Stated task ::
Convert the entries, from their first line through the line containing "y-tick-label: 55 bbox=[1083, 761, 1106, 776]" inclusive, into a JSON array of strings with one string per line and blank lines omitted.

Supplied material ::

****************

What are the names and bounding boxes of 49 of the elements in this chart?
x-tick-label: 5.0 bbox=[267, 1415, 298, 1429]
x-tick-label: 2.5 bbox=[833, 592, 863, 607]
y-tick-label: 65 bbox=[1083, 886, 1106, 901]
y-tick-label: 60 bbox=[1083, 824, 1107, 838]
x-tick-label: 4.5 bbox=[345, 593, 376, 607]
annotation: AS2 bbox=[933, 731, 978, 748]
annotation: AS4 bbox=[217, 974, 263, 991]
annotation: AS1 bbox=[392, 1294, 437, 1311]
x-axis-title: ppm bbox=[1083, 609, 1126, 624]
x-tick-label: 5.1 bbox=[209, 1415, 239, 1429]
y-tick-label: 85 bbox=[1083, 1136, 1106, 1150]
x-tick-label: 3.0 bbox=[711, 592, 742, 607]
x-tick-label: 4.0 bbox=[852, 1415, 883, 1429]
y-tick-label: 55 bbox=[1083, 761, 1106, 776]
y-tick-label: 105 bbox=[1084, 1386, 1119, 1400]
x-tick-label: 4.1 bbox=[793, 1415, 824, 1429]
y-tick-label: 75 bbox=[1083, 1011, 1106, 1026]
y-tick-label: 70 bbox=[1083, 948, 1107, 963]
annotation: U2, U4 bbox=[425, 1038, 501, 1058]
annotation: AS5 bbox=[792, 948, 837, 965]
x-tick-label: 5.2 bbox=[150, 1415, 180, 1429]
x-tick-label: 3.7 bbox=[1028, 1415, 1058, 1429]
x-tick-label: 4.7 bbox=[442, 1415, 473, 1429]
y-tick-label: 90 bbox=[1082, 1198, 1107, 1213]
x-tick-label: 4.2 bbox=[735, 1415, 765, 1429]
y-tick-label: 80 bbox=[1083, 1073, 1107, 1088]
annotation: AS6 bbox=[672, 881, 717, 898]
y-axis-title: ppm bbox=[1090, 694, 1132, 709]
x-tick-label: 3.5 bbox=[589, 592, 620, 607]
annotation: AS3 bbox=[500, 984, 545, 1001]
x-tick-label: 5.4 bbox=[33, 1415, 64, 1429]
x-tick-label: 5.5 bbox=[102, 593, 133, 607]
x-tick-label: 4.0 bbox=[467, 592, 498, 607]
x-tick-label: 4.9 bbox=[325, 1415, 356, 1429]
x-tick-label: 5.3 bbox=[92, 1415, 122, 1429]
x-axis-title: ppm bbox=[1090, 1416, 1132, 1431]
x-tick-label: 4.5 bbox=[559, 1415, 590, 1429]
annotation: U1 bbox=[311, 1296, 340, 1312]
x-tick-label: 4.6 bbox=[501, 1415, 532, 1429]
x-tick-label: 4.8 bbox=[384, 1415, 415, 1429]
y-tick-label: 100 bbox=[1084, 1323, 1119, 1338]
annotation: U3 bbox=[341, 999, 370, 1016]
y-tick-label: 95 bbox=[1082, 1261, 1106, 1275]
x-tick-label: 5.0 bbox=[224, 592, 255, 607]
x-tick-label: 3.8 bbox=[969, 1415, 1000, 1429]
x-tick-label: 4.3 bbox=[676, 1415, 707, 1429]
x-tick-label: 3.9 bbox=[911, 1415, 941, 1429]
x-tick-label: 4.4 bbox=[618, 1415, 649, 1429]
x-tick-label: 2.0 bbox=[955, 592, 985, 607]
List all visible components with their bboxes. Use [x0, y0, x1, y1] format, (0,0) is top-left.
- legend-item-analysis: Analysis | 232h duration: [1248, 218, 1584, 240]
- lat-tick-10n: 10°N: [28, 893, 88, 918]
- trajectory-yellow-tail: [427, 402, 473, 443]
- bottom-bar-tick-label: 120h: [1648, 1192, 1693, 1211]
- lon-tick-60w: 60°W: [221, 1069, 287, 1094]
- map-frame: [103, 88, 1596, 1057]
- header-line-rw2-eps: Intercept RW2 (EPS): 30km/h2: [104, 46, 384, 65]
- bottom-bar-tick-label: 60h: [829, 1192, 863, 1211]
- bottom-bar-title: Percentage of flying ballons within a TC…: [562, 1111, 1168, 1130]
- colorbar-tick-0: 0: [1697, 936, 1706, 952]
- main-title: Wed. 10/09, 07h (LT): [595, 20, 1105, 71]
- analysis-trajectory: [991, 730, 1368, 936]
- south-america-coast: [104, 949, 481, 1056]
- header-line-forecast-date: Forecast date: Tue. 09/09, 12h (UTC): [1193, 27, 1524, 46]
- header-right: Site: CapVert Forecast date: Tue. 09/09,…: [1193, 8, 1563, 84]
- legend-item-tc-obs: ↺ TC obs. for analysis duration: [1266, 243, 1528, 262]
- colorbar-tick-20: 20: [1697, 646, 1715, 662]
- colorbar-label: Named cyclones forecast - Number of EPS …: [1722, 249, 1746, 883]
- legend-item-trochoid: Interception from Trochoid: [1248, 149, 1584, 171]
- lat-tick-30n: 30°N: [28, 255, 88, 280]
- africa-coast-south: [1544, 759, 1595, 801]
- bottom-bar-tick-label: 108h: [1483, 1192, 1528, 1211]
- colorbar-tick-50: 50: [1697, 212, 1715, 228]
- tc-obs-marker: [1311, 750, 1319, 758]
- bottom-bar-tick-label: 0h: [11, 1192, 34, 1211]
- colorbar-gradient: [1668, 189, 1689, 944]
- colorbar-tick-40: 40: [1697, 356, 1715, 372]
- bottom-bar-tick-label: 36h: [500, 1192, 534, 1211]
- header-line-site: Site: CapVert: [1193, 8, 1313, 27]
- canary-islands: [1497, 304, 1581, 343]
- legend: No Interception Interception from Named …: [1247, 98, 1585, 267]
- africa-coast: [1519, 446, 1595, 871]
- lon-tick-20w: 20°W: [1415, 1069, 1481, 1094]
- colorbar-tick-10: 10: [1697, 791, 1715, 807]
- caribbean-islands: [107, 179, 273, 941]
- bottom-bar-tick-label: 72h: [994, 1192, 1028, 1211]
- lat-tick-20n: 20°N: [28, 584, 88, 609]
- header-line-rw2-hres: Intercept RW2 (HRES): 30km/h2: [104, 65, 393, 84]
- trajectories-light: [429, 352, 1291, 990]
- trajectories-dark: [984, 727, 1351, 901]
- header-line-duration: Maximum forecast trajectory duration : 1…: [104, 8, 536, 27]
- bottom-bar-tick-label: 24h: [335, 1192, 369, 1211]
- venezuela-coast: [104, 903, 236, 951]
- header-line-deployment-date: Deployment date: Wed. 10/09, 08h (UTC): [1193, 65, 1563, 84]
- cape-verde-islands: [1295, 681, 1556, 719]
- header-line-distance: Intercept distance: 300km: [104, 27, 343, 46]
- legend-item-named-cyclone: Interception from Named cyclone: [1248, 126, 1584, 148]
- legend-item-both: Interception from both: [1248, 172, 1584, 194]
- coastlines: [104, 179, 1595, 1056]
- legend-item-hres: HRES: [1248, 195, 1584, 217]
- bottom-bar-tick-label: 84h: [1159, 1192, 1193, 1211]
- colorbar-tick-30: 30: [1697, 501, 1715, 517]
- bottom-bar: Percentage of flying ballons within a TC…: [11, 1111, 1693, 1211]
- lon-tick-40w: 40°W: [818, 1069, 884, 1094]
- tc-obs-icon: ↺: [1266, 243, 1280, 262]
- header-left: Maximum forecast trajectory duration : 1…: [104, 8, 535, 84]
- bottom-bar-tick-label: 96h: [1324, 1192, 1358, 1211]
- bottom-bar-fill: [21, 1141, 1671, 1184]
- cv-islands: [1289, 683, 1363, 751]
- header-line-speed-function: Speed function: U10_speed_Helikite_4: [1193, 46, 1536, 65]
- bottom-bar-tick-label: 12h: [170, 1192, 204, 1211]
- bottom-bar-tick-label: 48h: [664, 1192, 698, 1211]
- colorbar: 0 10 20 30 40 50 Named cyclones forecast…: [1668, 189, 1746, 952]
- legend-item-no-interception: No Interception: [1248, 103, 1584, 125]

****************

Result for this task ::
[
  "What are the names and bounding boxes of 49 of the elements in this chart?",
  "x-tick-label: 5.0 bbox=[267, 1415, 298, 1429]",
  "x-tick-label: 2.5 bbox=[833, 592, 863, 607]",
  "y-tick-label: 65 bbox=[1083, 886, 1106, 901]",
  "y-tick-label: 60 bbox=[1083, 824, 1107, 838]",
  "x-tick-label: 4.5 bbox=[345, 593, 376, 607]",
  "annotation: AS2 bbox=[933, 731, 978, 748]",
  "annotation: AS4 bbox=[217, 974, 263, 991]",
  "annotation: AS1 bbox=[392, 1294, 437, 1311]",
  "x-axis-title: ppm bbox=[1083, 609, 1126, 624]",
  "x-tick-label: 5.1 bbox=[209, 1415, 239, 1429]",
  "y-tick-label: 85 bbox=[1083, 1136, 1106, 1150]",
  "x-tick-label: 3.0 bbox=[711, 592, 742, 607]",
  "x-tick-label: 4.0 bbox=[852, 1415, 883, 1429]",
  "y-tick-label: 55 bbox=[1083, 761, 1106, 776]"
]